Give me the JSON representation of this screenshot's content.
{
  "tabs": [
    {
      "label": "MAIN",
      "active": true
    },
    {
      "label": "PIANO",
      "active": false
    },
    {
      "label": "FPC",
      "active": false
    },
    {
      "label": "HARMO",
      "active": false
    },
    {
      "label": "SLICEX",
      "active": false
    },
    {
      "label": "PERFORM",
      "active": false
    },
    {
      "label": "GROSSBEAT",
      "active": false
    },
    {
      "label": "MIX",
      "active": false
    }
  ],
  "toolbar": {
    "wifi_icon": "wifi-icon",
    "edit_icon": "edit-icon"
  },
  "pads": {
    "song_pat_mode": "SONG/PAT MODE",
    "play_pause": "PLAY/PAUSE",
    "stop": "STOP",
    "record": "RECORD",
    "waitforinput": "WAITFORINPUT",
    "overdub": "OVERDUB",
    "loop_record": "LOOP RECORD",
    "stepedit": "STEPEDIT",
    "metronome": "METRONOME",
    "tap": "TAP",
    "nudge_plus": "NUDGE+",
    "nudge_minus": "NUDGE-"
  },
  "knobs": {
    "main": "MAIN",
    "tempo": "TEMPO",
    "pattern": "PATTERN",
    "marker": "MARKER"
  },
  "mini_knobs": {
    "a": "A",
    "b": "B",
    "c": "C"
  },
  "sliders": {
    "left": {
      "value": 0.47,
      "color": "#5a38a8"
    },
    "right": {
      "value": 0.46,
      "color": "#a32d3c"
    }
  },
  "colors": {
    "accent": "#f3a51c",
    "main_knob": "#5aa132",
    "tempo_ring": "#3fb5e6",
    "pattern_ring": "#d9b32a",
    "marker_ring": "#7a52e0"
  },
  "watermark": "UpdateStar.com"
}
== == ==
What is needed
Extract all of the data shown above without alteration.

Reply
Give me the JSON representation of this screenshot's content.
{
  "tabs": [
    {
      "label": "MAIN",
      "active": true
    },
    {
      "label": "PIANO",
      "active": false
    },
    {
      "label": "FPC",
      "active": false
    },
    {
      "label": "HARMO",
      "active": false
    },
    {
      "label": "SLICEX",
      "active": false
    },
    {
      "label": "PERFORM",
      "active": false
    },
    {
      "label": "GROSSBEAT",
      "active": false
    },
    {
      "label": "MIX",
      "active": false
    }
  ],
  "toolbar": {
    "wifi_icon": "wifi-icon",
    "edit_icon": "edit-icon"
  },
  "pads": {
    "song_pat_mode": "SONG/PAT MODE",
    "play_pause": "PLAY/PAUSE",
    "stop": "STOP",
    "record": "RECORD",
    "waitforinput": "WAITFORINPUT",
    "overdub": "OVERDUB",
    "loop_record": "LOOP RECORD",
    "stepedit": "STEPEDIT",
    "metronome": "METRONOME",
    "tap": "TAP",
    "nudge_plus": "NUDGE+",
    "nudge_minus": "NUDGE-"
  },
  "knobs": {
    "main": "MAIN",
    "tempo": "TEMPO",
    "pattern": "PATTERN",
    "marker": "MARKER"
  },
  "mini_knobs": {
    "a": "A",
    "b": "B",
    "c": "C"
  },
  "sliders": {
    "left": {
      "value": 0.47,
      "color": "#5a38a8"
    },
    "right": {
      "value": 0.46,
      "color": "#a32d3c"
    }
  },
  "colors": {
    "accent": "#f3a51c",
    "main_knob": "#5aa132",
    "tempo_ring": "#3fb5e6",
    "pattern_ring": "#d9b32a",
    "marker_ring": "#7a52e0"
  },
  "watermark": "UpdateStar.com"
}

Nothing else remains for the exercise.